REQUIREMENT »
Return all of the data exactly as written, without the pictures.

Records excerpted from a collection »
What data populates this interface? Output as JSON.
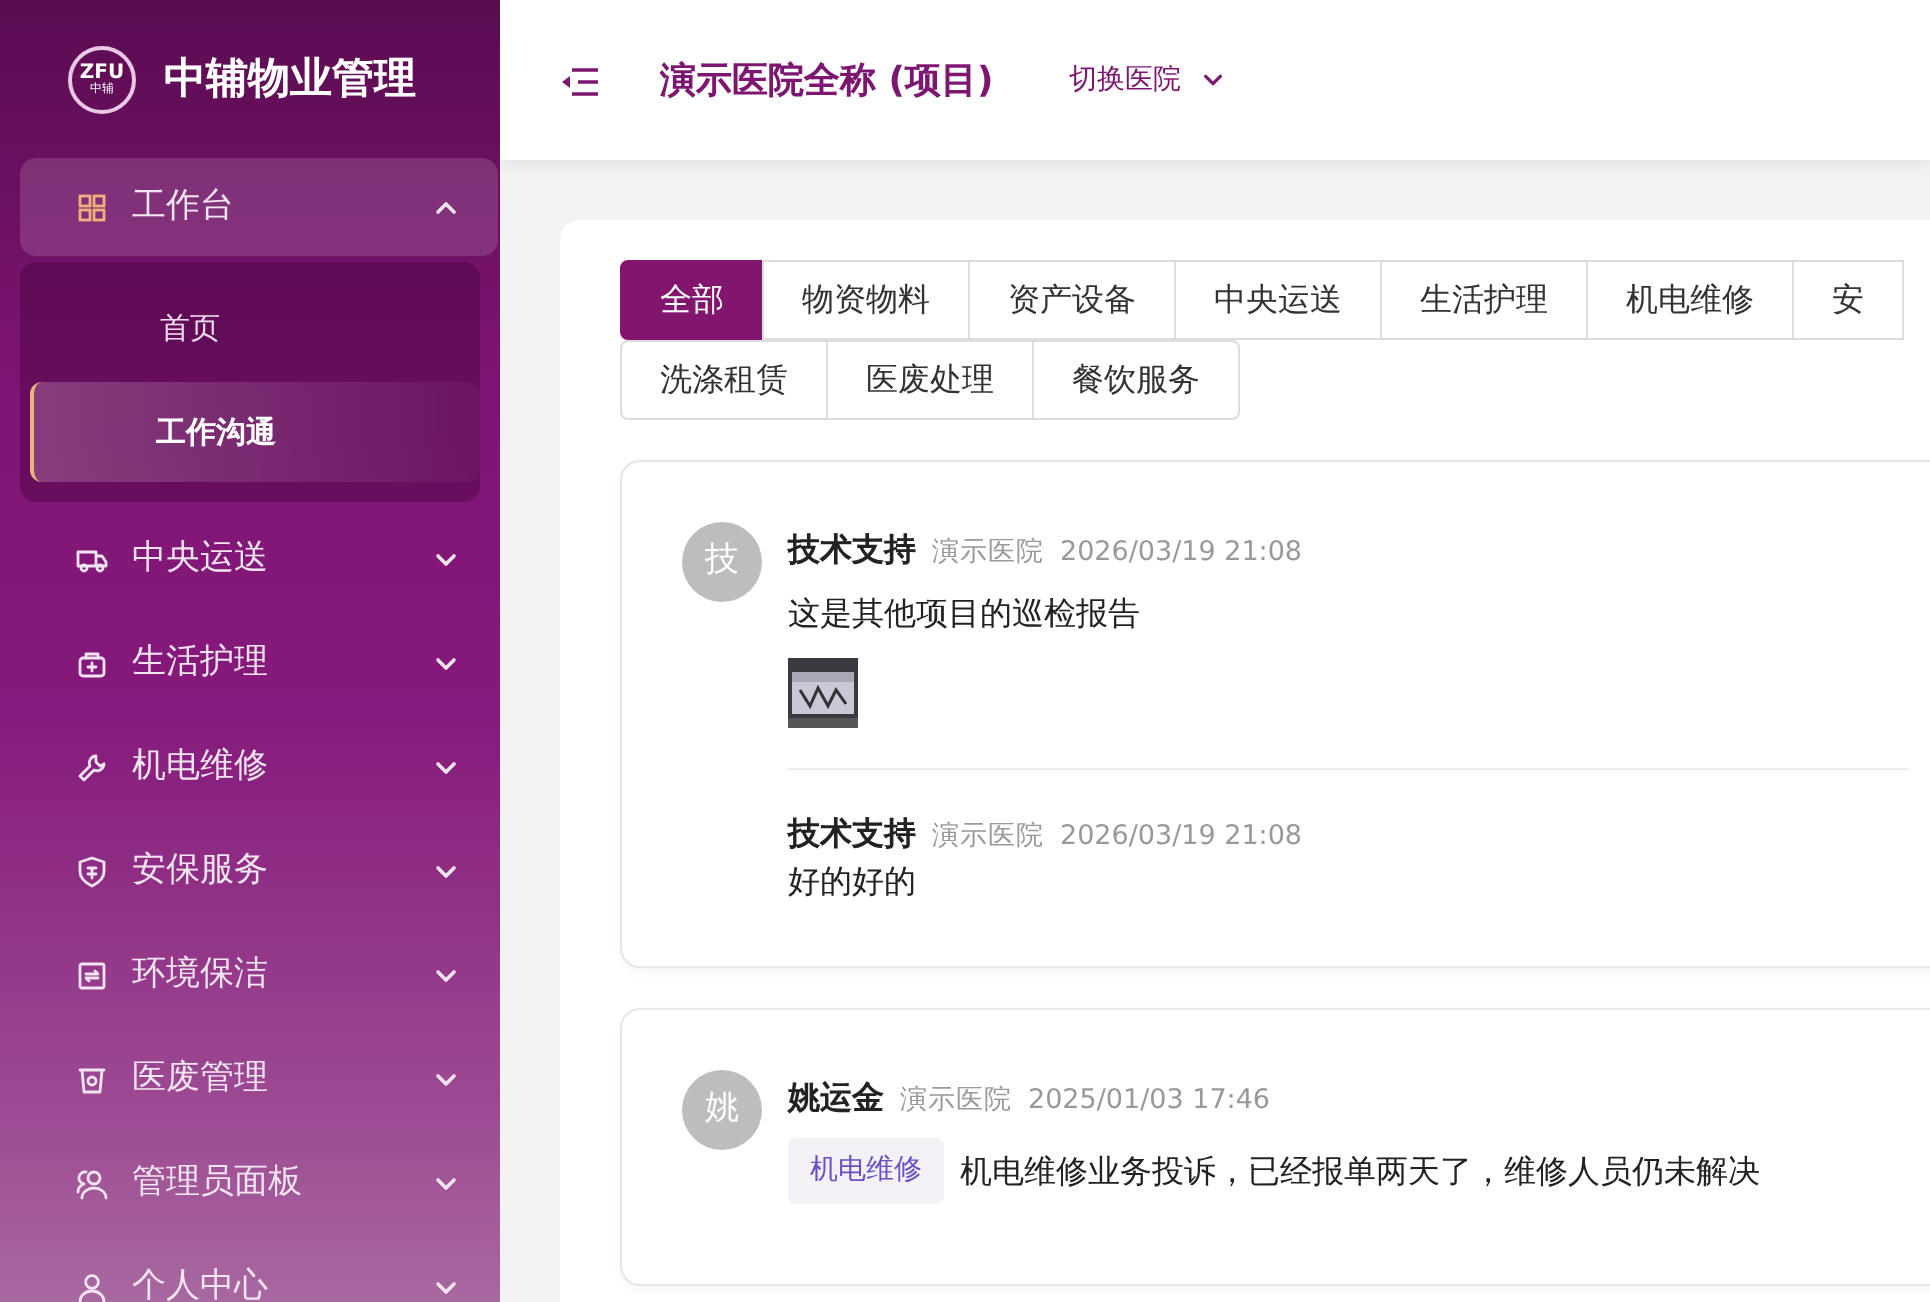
{
  "sidebar": {
    "logo": {
      "mark": "ZFU",
      "sub": "中辅"
    },
    "brand": "中辅物业管理",
    "menu": [
      {
        "label": "工作台",
        "expanded": true,
        "children": [
          {
            "label": "首页",
            "selected": false
          },
          {
            "label": "工作沟通",
            "selected": true
          }
        ]
      },
      {
        "label": "中央运送",
        "expanded": false
      },
      {
        "label": "生活护理",
        "expanded": false
      },
      {
        "label": "机电维修",
        "expanded": false
      },
      {
        "label": "安保服务",
        "expanded": false
      },
      {
        "label": "环境保洁",
        "expanded": false
      },
      {
        "label": "医废管理",
        "expanded": false
      },
      {
        "label": "管理员面板",
        "expanded": false
      },
      {
        "label": "个人中心",
        "expanded": false
      }
    ]
  },
  "header": {
    "title": "演示医院全称 (项目)",
    "switch_label": "切换医院",
    "switch_expanded": false
  },
  "tab_rows": [
    [
      {
        "label": "全部",
        "selected": true
      },
      {
        "label": "物资物料",
        "selected": false
      },
      {
        "label": "资产设备",
        "selected": false
      },
      {
        "label": "中央运送",
        "selected": false
      },
      {
        "label": "生活护理",
        "selected": false
      },
      {
        "label": "机电维修",
        "selected": false
      },
      {
        "label": "安",
        "selected": false
      }
    ],
    [
      {
        "label": "洗涤租赁",
        "selected": false
      },
      {
        "label": "医废处理",
        "selected": false
      },
      {
        "label": "餐饮服务",
        "selected": false
      }
    ]
  ],
  "posts": [
    {
      "avatar": "技",
      "author": "技术支持",
      "org": "演示医院",
      "time": "2026/03/19 21:08",
      "text": "这是其他项目的巡检报告",
      "attachment": {
        "kind": "picture"
      },
      "replies": [
        {
          "author": "技术支持",
          "org": "演示医院",
          "time": "2026/03/19 21:08",
          "text": "好的好的"
        }
      ]
    },
    {
      "avatar": "姚",
      "author": "姚运金",
      "org": "演示医院",
      "time": "2025/01/03 17:46",
      "tag": "机电维修",
      "text": "机电维修业务投诉，已经报单两天了，维修人员仍未解决"
    }
  ]
}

OUTPUT »
What data populates this interface? Output as JSON.
{
  "sidebar": {
    "logo": {
      "mark": "ZFU",
      "sub": "中辅"
    },
    "brand": "中辅物业管理",
    "menu": [
      {
        "label": "工作台",
        "expanded": true,
        "children": [
          {
            "label": "首页",
            "selected": false
          },
          {
            "label": "工作沟通",
            "selected": true
          }
        ]
      },
      {
        "label": "中央运送",
        "expanded": false
      },
      {
        "label": "生活护理",
        "expanded": false
      },
      {
        "label": "机电维修",
        "expanded": false
      },
      {
        "label": "安保服务",
        "expanded": false
      },
      {
        "label": "环境保洁",
        "expanded": false
      },
      {
        "label": "医废管理",
        "expanded": false
      },
      {
        "label": "管理员面板",
        "expanded": false
      },
      {
        "label": "个人中心",
        "expanded": false
      }
    ]
  },
  "header": {
    "title": "演示医院全称 (项目)",
    "switch_label": "切换医院",
    "switch_expanded": false
  },
  "tab_rows": [
    [
      {
        "label": "全部",
        "selected": true
      },
      {
        "label": "物资物料",
        "selected": false
      },
      {
        "label": "资产设备",
        "selected": false
      },
      {
        "label": "中央运送",
        "selected": false
      },
      {
        "label": "生活护理",
        "selected": false
      },
      {
        "label": "机电维修",
        "selected": false
      },
      {
        "label": "安",
        "selected": false
      }
    ],
    [
      {
        "label": "洗涤租赁",
        "selected": false
      },
      {
        "label": "医废处理",
        "selected": false
      },
      {
        "label": "餐饮服务",
        "selected": false
      }
    ]
  ],
  "posts": [
    {
      "avatar": "技",
      "author": "技术支持",
      "org": "演示医院",
      "time": "2026/03/19 21:08",
      "text": "这是其他项目的巡检报告",
      "attachment": {
        "kind": "picture"
      },
      "replies": [
        {
          "author": "技术支持",
          "org": "演示医院",
          "time": "2026/03/19 21:08",
          "text": "好的好的"
        }
      ]
    },
    {
      "avatar": "姚",
      "author": "姚运金",
      "org": "演示医院",
      "time": "2025/01/03 17:46",
      "tag": "机电维修",
      "text": "机电维修业务投诉，已经报单两天了，维修人员仍未解决"
    }
  ]
}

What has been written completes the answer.